#### [TASK STATEMENT]
Within the records that follow, find every line containing the string "priority". Copy those lines.

#### [TASK MATERIAL]
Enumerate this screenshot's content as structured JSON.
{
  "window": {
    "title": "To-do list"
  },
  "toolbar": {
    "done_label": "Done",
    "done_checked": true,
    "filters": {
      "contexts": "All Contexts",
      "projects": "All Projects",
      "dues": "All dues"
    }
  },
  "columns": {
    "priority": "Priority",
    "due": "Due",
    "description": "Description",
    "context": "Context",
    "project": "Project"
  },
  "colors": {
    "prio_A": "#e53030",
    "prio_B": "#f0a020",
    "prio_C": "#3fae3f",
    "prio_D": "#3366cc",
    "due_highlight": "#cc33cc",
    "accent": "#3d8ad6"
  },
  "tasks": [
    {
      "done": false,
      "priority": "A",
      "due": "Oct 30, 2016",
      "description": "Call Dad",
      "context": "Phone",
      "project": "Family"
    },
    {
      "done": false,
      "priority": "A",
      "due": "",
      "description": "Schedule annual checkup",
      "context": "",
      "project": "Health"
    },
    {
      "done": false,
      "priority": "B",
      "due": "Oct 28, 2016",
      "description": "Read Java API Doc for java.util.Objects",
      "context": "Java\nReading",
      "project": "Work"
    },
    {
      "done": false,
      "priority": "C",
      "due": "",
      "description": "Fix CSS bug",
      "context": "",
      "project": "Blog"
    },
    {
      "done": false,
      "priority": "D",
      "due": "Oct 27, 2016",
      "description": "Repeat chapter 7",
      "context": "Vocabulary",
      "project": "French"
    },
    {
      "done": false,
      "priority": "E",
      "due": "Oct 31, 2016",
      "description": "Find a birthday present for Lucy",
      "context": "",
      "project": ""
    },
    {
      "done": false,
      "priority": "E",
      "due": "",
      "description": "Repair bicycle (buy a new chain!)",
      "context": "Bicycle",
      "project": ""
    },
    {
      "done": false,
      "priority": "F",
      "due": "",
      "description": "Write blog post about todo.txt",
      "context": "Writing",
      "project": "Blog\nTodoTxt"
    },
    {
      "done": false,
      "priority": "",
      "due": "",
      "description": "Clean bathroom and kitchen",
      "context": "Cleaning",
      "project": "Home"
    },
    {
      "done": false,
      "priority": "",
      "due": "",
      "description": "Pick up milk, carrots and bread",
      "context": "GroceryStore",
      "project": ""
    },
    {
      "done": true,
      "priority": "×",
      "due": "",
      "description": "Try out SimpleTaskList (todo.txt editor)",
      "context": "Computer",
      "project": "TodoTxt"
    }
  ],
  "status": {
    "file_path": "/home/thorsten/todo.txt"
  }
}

#### [COMPLETE RESPONSE]
    "priority": "Priority",
      "priority": "A",
      "priority": "A",
      "priority": "B",
      "priority": "C",
      "priority": "D",
      "priority": "E",
      "priority": "E",
      "priority": "F",
      "priority": "",
      "priority": "",
      "priority": "×",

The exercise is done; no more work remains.